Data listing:
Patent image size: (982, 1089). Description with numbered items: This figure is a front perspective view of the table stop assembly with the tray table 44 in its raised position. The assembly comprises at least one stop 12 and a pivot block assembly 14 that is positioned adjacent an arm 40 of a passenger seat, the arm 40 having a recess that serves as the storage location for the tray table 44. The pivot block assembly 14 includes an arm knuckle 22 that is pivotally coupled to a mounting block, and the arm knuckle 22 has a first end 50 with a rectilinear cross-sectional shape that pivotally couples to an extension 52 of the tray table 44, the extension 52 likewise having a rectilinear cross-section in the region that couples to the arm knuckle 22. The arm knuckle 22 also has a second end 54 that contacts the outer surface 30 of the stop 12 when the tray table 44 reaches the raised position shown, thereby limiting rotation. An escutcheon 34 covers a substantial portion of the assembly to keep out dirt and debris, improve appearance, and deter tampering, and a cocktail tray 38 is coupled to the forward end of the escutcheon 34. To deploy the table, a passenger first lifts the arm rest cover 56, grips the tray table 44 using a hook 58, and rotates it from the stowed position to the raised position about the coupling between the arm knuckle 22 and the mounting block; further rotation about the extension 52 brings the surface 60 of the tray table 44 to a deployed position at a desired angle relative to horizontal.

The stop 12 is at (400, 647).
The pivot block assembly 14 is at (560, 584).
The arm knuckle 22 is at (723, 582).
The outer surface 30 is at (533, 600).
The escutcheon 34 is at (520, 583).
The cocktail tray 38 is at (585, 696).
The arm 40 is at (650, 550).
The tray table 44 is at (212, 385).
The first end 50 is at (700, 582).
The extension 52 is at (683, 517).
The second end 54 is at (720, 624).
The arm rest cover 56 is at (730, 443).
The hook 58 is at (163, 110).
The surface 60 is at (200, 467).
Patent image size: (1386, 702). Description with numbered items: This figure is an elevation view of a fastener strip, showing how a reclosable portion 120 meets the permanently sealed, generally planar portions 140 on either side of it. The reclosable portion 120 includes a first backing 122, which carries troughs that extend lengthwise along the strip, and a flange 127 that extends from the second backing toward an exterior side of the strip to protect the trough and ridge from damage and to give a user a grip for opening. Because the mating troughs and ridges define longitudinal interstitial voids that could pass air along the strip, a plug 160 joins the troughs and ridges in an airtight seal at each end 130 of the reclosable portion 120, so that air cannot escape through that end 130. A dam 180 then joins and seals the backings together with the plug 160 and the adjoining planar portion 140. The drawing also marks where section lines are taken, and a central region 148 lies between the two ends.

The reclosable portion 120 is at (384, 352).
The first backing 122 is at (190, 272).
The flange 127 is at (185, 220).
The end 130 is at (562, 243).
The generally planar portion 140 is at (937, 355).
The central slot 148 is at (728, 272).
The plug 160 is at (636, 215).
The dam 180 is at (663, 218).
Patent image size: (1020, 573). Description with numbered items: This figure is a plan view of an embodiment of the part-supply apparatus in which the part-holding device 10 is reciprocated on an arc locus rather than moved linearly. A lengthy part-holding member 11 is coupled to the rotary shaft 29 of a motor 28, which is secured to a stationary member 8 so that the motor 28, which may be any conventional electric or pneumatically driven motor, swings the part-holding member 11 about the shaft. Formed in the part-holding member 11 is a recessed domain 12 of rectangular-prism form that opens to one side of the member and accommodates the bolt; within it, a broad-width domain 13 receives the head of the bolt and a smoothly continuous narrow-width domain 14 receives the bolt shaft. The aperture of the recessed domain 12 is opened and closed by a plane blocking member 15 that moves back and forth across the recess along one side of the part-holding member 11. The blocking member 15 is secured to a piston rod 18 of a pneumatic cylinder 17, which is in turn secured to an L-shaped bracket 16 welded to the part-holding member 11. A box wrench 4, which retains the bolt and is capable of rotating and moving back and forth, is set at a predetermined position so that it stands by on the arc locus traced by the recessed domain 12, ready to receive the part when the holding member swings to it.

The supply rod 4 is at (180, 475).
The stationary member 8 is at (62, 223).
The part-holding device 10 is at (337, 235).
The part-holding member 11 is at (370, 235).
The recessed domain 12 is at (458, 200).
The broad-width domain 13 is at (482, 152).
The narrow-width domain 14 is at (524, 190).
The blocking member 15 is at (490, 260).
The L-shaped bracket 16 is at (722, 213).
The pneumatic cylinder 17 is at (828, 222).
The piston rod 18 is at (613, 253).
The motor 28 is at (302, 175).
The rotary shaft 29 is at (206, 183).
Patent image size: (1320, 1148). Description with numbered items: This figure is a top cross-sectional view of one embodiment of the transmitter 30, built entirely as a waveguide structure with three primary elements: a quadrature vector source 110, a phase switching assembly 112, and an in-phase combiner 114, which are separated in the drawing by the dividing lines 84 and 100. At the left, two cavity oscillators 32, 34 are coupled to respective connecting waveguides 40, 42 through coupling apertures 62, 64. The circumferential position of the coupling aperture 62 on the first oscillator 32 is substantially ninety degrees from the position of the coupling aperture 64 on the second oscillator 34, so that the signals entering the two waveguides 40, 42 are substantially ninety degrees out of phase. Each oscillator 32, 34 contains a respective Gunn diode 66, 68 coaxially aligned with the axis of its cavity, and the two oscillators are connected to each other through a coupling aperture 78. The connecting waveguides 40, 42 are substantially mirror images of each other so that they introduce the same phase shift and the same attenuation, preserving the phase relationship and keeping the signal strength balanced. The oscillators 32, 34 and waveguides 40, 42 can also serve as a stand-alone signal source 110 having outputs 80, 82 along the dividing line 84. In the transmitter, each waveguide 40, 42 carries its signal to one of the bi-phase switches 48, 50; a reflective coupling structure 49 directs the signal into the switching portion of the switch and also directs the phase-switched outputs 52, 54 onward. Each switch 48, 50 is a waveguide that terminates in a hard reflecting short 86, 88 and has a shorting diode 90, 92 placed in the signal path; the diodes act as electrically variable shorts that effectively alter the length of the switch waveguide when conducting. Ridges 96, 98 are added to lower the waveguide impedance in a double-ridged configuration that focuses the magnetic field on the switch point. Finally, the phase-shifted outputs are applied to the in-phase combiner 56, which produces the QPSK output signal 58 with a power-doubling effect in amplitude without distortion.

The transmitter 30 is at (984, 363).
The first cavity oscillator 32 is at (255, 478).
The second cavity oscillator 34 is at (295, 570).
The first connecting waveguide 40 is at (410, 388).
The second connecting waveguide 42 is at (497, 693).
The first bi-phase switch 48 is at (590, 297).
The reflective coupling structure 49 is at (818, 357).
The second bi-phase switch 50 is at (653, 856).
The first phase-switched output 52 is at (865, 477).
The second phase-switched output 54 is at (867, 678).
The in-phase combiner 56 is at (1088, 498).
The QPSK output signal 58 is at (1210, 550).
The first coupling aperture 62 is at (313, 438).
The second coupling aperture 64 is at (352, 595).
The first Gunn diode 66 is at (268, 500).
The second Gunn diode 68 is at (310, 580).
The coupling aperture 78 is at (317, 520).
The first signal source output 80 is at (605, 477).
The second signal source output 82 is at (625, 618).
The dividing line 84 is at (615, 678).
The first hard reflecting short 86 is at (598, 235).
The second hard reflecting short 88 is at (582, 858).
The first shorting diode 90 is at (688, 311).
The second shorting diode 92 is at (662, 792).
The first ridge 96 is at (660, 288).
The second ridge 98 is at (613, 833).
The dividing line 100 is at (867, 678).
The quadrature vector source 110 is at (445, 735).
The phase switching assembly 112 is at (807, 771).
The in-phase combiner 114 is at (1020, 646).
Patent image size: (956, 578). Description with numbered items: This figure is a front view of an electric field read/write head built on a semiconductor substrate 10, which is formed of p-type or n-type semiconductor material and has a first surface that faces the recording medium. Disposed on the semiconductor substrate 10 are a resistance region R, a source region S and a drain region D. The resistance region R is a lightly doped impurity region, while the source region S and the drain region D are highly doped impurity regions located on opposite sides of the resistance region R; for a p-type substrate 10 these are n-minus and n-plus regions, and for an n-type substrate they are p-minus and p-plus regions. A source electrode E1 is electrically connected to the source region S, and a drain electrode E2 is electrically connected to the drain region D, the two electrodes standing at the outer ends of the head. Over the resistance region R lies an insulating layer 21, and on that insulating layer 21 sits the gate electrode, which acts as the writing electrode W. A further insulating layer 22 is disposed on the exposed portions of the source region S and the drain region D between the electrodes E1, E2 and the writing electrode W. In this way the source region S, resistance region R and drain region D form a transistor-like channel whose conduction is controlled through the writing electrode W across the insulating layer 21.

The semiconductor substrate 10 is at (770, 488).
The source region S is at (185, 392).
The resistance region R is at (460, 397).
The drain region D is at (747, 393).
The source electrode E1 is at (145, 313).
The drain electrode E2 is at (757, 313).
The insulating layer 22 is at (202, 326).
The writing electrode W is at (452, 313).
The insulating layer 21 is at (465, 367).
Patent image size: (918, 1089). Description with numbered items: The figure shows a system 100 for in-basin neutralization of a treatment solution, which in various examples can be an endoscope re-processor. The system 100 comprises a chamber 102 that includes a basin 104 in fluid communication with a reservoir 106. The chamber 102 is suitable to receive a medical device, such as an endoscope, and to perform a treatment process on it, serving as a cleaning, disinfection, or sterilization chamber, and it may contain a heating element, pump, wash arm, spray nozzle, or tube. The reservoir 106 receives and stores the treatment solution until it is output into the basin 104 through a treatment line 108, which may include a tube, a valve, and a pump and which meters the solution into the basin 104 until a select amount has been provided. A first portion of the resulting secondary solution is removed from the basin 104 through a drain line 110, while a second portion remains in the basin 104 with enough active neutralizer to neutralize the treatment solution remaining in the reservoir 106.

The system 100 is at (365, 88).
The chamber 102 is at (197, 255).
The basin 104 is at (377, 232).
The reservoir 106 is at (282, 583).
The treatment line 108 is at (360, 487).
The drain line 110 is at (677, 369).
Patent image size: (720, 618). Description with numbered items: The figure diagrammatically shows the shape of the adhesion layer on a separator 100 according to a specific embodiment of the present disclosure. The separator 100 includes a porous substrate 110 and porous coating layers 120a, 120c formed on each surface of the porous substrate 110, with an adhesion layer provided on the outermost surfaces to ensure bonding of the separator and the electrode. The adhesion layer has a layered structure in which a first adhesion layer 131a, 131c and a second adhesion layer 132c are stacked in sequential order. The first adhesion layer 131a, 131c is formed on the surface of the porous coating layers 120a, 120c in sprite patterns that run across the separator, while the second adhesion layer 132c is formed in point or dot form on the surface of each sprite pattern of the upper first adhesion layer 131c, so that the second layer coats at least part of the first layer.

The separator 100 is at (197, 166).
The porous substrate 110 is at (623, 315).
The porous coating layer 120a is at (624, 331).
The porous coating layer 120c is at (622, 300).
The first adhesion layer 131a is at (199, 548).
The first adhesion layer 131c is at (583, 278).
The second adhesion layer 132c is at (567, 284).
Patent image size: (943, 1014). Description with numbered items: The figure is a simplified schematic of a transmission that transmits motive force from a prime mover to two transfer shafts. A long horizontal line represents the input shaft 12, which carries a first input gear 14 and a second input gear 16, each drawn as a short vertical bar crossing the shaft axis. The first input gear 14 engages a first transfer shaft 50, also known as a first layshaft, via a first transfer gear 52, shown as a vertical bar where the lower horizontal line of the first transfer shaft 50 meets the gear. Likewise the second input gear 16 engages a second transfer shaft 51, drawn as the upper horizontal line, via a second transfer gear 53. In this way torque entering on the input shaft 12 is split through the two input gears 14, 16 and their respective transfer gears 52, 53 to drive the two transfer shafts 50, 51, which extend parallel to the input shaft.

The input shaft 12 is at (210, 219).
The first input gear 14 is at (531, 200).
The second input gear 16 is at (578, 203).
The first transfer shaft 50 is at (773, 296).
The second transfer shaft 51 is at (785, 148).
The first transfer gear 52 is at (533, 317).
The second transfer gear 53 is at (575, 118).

EXERCISE OBJECTIVE - Starting with the line that contains "Patent image size: (720, 618)." and going on through the line that contains "The porous substrate 110 is at (623, 315).", rename "adhesion layer" to "bonding layer" and leave everything else unchanged. Return only those lines.

ANSWER FOR THIS EXERCISE -
Patent image size: (720, 618). Description with numbered items: The figure diagrammatically shows the shape of the bonding layer on a separator 100 according to a specific embodiment of the present disclosure. The separator 100 includes a porous substrate 110 and porous coating layers 120a, 120c formed on each surface of the porous substrate 110, with an bonding layer provided on the outermost surfaces to ensure bonding of the separator and the electrode. The bonding layer has a layered structure in which a first bonding layer 131a, 131c and a second bonding layer 132c are stacked in sequential order. The first bonding layer 131a, 131c is formed on the surface of the porous coating layers 120a, 120c in sprite patterns that run across the separator, while the second bonding layer 132c is formed in point or dot form on the surface of each sprite pattern of the upper first bonding layer 131c, so that the second layer coats at least part of the first layer.

The separator 100 is at (197, 166).
The porous substrate 110 is at (623, 315).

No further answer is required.